- DATA LINES
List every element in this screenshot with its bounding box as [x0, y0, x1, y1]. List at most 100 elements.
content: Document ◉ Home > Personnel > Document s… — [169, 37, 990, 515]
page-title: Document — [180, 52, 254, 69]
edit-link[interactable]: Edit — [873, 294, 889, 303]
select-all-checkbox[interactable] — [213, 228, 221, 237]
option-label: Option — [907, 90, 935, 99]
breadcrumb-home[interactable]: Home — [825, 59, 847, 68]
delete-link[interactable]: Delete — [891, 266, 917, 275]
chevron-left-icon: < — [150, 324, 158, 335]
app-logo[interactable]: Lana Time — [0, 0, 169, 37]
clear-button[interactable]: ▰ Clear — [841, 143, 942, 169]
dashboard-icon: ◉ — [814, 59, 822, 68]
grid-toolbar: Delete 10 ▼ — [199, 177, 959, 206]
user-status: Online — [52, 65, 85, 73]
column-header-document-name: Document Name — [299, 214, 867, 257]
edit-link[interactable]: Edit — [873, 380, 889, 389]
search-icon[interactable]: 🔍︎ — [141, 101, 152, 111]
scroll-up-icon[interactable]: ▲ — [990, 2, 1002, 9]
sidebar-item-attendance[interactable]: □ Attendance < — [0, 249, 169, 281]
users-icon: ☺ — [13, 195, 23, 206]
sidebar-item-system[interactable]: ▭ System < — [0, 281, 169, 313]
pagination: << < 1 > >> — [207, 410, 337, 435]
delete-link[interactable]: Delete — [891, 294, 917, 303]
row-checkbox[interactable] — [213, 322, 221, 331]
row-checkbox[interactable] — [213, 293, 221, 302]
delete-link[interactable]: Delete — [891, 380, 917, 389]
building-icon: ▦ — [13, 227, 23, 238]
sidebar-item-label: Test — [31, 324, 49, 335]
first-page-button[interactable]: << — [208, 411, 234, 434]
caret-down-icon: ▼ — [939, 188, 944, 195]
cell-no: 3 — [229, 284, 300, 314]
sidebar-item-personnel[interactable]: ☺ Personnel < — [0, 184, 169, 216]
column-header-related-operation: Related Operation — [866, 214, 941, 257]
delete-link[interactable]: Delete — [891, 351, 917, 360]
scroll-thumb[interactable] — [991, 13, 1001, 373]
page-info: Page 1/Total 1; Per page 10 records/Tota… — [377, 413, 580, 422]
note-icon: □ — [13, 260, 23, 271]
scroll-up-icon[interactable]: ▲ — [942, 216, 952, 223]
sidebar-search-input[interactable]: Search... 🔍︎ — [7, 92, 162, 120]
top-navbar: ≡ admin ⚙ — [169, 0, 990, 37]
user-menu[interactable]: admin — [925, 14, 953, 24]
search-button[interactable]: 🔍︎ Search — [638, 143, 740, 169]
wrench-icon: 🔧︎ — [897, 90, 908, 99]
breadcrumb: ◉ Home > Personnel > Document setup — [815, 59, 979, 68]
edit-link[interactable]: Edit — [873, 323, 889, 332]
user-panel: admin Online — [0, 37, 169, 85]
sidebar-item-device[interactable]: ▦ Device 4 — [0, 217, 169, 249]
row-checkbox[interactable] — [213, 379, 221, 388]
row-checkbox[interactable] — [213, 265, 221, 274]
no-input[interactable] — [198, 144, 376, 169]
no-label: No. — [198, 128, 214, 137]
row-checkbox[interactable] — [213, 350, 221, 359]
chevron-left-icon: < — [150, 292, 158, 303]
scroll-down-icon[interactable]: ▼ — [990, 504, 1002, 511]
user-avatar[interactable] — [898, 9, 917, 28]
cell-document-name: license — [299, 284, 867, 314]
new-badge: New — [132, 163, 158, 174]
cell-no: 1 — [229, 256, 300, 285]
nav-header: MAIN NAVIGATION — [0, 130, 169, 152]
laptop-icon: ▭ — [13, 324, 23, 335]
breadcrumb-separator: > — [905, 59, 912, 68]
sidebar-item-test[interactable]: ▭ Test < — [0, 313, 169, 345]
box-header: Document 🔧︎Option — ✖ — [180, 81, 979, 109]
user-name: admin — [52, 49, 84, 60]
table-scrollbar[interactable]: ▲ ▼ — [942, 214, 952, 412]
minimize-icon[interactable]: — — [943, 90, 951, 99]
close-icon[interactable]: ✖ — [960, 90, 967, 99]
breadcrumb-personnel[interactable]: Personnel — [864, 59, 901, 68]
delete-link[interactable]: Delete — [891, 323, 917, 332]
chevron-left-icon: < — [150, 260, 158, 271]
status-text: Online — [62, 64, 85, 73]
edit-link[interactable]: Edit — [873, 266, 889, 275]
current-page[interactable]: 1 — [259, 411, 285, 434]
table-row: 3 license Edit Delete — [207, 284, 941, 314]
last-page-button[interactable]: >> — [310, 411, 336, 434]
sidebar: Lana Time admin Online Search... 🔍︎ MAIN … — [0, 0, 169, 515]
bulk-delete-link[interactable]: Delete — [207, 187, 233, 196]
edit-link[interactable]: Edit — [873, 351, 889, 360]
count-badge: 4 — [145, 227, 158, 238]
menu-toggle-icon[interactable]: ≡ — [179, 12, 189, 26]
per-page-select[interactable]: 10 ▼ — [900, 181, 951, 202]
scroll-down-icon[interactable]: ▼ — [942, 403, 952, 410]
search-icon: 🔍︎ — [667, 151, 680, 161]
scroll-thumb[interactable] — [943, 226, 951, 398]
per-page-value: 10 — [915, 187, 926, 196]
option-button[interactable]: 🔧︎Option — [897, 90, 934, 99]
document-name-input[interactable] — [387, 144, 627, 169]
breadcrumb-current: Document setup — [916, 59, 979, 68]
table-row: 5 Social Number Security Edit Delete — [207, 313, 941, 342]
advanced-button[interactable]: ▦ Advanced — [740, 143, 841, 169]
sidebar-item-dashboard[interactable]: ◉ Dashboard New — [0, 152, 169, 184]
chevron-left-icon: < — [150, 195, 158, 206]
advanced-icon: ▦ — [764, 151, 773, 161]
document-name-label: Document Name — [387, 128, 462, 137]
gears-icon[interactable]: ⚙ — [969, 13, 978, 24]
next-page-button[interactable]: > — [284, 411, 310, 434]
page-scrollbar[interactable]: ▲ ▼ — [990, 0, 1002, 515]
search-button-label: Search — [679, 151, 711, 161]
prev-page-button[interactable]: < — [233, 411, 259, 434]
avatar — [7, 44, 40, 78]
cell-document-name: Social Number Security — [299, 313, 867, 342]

- EXERCISE AIM
Copy out everything from the start of the listing down to the line containing "select-all-checkbox[interactable] — [213, 228, 221, 237]", both ends included.

- ANSWER TO THE PROBLEM
List every element in this screenshot with its bounding box as [x0, y0, x1, y1]. List at most 100 elements.
content: Document ◉ Home > Personnel > Document s… — [169, 37, 990, 515]
page-title: Document — [180, 52, 254, 69]
edit-link[interactable]: Edit — [873, 294, 889, 303]
select-all-checkbox[interactable] — [213, 228, 221, 237]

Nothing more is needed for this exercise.